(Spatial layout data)
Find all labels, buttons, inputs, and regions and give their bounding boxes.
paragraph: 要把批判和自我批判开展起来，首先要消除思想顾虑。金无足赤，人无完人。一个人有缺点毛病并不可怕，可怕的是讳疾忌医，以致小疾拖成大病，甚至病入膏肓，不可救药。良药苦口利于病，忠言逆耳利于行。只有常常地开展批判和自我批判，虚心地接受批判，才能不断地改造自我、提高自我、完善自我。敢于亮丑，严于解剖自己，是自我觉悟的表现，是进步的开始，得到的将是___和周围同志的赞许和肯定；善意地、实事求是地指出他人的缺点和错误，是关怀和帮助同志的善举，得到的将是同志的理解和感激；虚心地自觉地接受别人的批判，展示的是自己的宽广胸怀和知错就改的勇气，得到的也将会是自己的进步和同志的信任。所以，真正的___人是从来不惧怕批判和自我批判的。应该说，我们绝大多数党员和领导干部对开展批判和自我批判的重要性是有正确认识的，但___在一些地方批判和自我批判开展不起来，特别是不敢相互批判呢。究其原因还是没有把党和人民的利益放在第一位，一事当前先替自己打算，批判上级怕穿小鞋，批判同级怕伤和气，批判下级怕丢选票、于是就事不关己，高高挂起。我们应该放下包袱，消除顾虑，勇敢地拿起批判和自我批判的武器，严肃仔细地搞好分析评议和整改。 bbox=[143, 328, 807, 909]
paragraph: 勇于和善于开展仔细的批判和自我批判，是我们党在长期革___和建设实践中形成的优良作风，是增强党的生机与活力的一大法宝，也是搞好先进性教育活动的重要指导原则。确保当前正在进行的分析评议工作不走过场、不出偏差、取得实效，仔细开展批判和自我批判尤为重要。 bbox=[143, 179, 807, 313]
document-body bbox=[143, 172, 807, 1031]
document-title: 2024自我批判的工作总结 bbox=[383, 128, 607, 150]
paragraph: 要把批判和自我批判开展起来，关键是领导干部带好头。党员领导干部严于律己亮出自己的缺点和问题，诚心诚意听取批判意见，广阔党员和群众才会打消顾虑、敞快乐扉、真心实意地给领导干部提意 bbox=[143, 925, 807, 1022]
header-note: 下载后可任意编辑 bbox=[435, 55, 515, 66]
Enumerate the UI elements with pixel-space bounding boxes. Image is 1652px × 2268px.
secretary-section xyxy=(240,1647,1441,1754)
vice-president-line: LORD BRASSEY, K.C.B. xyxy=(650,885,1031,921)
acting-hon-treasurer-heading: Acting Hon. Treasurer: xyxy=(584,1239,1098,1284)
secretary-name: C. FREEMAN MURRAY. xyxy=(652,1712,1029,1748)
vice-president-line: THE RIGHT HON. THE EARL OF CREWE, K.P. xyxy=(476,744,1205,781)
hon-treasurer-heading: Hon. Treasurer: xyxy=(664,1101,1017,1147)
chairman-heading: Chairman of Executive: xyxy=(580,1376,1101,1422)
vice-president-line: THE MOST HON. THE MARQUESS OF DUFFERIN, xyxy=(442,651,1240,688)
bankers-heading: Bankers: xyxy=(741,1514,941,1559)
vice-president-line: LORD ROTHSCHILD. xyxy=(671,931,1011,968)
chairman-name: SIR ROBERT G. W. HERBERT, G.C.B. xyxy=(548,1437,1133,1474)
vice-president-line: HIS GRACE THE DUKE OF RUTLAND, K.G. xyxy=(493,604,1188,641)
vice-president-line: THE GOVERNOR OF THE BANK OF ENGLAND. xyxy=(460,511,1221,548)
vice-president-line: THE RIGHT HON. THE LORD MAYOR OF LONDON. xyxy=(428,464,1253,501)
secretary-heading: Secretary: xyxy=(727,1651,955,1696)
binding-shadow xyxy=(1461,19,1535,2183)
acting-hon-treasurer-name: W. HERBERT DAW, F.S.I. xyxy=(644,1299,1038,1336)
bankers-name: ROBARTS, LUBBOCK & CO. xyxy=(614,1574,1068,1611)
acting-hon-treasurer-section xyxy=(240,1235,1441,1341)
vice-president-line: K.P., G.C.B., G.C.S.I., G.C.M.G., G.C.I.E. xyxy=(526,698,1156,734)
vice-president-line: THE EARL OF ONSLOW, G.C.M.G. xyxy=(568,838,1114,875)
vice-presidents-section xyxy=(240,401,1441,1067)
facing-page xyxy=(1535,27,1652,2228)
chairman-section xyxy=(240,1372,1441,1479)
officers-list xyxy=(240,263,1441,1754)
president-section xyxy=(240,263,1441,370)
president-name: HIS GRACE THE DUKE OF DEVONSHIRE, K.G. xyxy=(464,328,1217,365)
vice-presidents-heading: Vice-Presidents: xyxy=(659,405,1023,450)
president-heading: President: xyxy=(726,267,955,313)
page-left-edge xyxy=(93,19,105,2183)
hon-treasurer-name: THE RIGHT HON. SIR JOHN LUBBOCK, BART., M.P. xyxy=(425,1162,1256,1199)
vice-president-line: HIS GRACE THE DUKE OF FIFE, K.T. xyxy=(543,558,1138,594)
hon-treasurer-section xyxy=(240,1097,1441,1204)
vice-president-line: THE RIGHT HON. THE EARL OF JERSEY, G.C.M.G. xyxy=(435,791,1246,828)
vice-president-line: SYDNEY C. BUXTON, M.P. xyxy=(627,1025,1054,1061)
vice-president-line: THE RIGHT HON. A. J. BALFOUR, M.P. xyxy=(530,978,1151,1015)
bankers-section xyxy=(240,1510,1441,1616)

*Task requirements:*
Please rewrite all of the data above with every "vice-president-line" changed to "vp-entry", leaving everything else the same.

*Answer to this exercise:*
Find all labels, buttons, inputs, and regions and give their bounding boxes.
paragraph: 要把批判和自我批判开展起来，首先要消除思想顾虑。金无足赤，人无完人。一个人有缺点毛病并不可怕，可怕的是讳疾忌医，以致小疾拖成大病，甚至病入膏肓，不可救药。良药苦口利于病，忠言逆耳利于行。只有常常地开展批判和自我批判，虚心地接受批判，才能不断地改造自我、提高自我、完善自我。敢于亮丑，严于解剖自己，是自我觉悟的表现，是进步的开始，得到的将是___和周围同志的赞许和肯定；善意地、实事求是地指出他人的缺点和错误，是关怀和帮助同志的善举，得到的将是同志的理解和感激；虚心地自觉地接受别人的批判，展示的是自己的宽广胸怀和知错就改的勇气，得到的也将会是自己的进步和同志的信任。所以，真正的___人是从来不惧怕批判和自我批判的。应该说，我们绝大多数党员和领导干部对开展批判和自我批判的重要性是有正确认识的，但___在一些地方批判和自我批判开展不起来，特别是不敢相互批判呢。究其原因还是没有把党和人民的利益放在第一位，一事当前先替自己打算，批判上级怕穿小鞋，批判同级怕伤和气，批判下级怕丢选票、于是就事不关己，高高挂起。我们应该放下包袱，消除顾虑，勇敢地拿起批判和自我批判的武器，严肃仔细地搞好分析评议和整改。 bbox=[143, 328, 807, 909]
paragraph: 勇于和善于开展仔细的批判和自我批判，是我们党在长期革___和建设实践中形成的优良作风，是增强党的生机与活力的一大法宝，也是搞好先进性教育活动的重要指导原则。确保当前正在进行的分析评议工作不走过场、不出偏差、取得实效，仔细开展批判和自我批判尤为重要。 bbox=[143, 179, 807, 313]
document-body bbox=[143, 172, 807, 1031]
document-title: 2024自我批判的工作总结 bbox=[383, 128, 607, 150]
paragraph: 要把批判和自我批判开展起来，关键是领导干部带好头。党员领导干部严于律己亮出自己的缺点和问题，诚心诚意听取批判意见，广阔党员和群众才会打消顾虑、敞快乐扉、真心实意地给领导干部提意 bbox=[143, 925, 807, 1022]
header-note: 下载后可任意编辑 bbox=[435, 55, 515, 66]
Enumerate the UI elements with pixel-space bounding boxes. Image is 1652px × 2268px.
secretary-section xyxy=(240,1647,1441,1754)
vp-entry: LORD BRASSEY, K.C.B. xyxy=(650,885,1031,921)
acting-hon-treasurer-heading: Acting Hon. Treasurer: xyxy=(584,1239,1098,1284)
secretary-name: C. FREEMAN MURRAY. xyxy=(652,1712,1029,1748)
vp-entry: THE RIGHT HON. THE EARL OF CREWE, K.P. xyxy=(476,744,1205,781)
hon-treasurer-heading: Hon. Treasurer: xyxy=(664,1101,1017,1147)
chairman-heading: Chairman of Executive: xyxy=(580,1376,1101,1422)
vp-entry: THE MOST HON. THE MARQUESS OF DUFFERIN, xyxy=(442,651,1240,688)
bankers-heading: Bankers: xyxy=(741,1514,941,1559)
vp-entry: LORD ROTHSCHILD. xyxy=(671,931,1011,968)
chairman-name: SIR ROBERT G. W. HERBERT, G.C.B. xyxy=(548,1437,1133,1474)
vp-entry: HIS GRACE THE DUKE OF RUTLAND, K.G. xyxy=(493,604,1188,641)
vp-entry: THE GOVERNOR OF THE BANK OF ENGLAND. xyxy=(460,511,1221,548)
vp-entry: THE RIGHT HON. THE LORD MAYOR OF LONDON. xyxy=(428,464,1253,501)
secretary-heading: Secretary: xyxy=(727,1651,955,1696)
binding-shadow xyxy=(1461,19,1535,2183)
acting-hon-treasurer-name: W. HERBERT DAW, F.S.I. xyxy=(644,1299,1038,1336)
bankers-name: ROBARTS, LUBBOCK & CO. xyxy=(614,1574,1068,1611)
acting-hon-treasurer-section xyxy=(240,1235,1441,1341)
vp-entry: K.P., G.C.B., G.C.S.I., G.C.M.G., G.C.I.E. xyxy=(526,698,1156,734)
vp-entry: THE EARL OF ONSLOW, G.C.M.G. xyxy=(568,838,1114,875)
vice-presidents-section xyxy=(240,401,1441,1067)
facing-page xyxy=(1535,27,1652,2228)
chairman-section xyxy=(240,1372,1441,1479)
officers-list xyxy=(240,263,1441,1754)
president-section xyxy=(240,263,1441,370)
president-name: HIS GRACE THE DUKE OF DEVONSHIRE, K.G. xyxy=(464,328,1217,365)
vice-presidents-heading: Vice-Presidents: xyxy=(659,405,1023,450)
president-heading: President: xyxy=(726,267,955,313)
page-left-edge xyxy=(93,19,105,2183)
hon-treasurer-name: THE RIGHT HON. SIR JOHN LUBBOCK, BART., M.P. xyxy=(425,1162,1256,1199)
vp-entry: HIS GRACE THE DUKE OF FIFE, K.T. xyxy=(543,558,1138,594)
hon-treasurer-section xyxy=(240,1097,1441,1204)
vp-entry: THE RIGHT HON. THE EARL OF JERSEY, G.C.M.G. xyxy=(435,791,1246,828)
vp-entry: SYDNEY C. BUXTON, M.P. xyxy=(627,1025,1054,1061)
vp-entry: THE RIGHT HON. A. J. BALFOUR, M.P. xyxy=(530,978,1151,1015)
bankers-section xyxy=(240,1510,1441,1616)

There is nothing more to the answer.